Set down every entry once more, character for character.

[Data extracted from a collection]
+++

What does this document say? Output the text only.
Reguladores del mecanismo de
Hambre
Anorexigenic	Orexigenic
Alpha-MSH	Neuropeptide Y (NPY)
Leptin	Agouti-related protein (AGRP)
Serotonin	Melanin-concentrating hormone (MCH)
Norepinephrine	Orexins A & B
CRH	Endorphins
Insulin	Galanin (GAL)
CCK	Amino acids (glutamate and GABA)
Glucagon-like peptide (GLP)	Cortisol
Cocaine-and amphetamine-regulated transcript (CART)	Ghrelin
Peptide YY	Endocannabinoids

+++

EXPECTED OUTPUT:
What does this document say? Output the text only.
Reguladores del mecanismo de
Hambre
Anorexigenic	Orexigenic
Alpha-MSH	Neuropeptide Y (NPY)
Leptin	Agouti-related protein (AGRP)
Serotonin	Melanin-concentrating hormone (MCH)
Norepinephrine	Orexins A & B
CRH	Endorphins
Insulin	Galanin (GAL)
CCK	Amino acids (glutamate and GABA)
Glucagon-like peptide (GLP)	Cortisol
Cocaine-and amphetamine-regulated transcript (CART)	Ghrelin
Peptide YY	Endocannabinoids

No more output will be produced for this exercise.